**EXERCISE DESCRIPTION:** Pick out the lines below with "اقتصادی" and list them.

**EXCERPTED RECORDS:**
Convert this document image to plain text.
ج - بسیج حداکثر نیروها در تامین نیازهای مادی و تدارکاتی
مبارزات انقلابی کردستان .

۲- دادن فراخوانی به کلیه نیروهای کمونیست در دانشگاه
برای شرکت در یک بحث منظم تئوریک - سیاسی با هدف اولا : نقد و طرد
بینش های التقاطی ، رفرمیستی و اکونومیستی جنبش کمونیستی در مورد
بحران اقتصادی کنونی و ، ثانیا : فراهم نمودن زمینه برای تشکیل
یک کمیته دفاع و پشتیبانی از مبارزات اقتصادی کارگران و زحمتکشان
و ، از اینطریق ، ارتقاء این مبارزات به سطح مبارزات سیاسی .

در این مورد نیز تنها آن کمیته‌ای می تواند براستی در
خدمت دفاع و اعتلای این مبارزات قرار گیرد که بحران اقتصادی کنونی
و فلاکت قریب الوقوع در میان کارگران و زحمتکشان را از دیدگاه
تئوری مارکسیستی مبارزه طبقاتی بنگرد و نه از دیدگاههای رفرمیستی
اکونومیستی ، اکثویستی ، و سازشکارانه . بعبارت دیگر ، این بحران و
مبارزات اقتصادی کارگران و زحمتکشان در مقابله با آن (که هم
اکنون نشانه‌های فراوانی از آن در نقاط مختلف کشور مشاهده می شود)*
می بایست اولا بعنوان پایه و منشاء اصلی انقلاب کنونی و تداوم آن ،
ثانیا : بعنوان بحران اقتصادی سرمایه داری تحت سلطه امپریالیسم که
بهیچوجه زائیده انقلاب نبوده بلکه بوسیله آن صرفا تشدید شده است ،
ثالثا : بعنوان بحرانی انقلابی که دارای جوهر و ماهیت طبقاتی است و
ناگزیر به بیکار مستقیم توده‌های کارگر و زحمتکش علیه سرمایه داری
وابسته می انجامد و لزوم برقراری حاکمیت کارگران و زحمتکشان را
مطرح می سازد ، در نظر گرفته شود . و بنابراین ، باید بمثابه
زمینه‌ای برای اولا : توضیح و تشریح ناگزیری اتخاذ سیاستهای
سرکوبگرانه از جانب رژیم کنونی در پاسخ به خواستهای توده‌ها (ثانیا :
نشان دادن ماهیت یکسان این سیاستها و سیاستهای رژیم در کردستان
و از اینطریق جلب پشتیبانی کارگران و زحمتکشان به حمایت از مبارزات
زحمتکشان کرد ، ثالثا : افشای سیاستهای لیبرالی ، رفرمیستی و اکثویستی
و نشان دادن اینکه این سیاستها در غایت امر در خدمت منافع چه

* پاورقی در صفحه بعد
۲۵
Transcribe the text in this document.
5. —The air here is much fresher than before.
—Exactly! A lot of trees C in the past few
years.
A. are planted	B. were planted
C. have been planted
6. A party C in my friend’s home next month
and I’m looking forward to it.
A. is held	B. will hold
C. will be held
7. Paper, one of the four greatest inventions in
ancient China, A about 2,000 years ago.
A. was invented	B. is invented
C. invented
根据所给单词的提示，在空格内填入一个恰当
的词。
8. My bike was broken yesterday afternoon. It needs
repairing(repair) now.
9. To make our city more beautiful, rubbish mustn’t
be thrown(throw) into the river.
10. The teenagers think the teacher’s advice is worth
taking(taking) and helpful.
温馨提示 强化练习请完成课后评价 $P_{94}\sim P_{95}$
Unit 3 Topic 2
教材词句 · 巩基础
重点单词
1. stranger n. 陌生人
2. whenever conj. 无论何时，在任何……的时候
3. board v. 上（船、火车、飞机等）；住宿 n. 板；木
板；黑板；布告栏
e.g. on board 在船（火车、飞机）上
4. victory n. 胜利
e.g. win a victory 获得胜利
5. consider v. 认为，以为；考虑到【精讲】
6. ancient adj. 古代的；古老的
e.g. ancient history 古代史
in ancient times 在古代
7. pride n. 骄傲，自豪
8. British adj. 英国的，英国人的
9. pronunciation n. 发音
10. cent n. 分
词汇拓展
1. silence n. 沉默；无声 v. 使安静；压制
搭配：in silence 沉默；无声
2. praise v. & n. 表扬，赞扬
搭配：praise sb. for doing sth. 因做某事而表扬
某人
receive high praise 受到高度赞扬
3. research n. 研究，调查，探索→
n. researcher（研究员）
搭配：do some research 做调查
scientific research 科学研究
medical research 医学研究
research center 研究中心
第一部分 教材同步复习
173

**ANSWER TO THIS TASK:**
بحران اقتصادی کنونی و ، ثانیا : فراهم نمودن زمینه برای تشکیل
یک کمیته دفاع و پشتیبانی از مبارزات اقتصادی کارگران و زحمتکشان
خدمت دفاع و اعتلای این مبارزات قرار گیرد که بحران اقتصادی کنونی
مبارزات اقتصادی کارگران و زحمتکشان در مقابله با آن (که هم
ثانیا : بعنوان بحران اقتصادی سرمایه داری تحت سلطه امپریالیسم که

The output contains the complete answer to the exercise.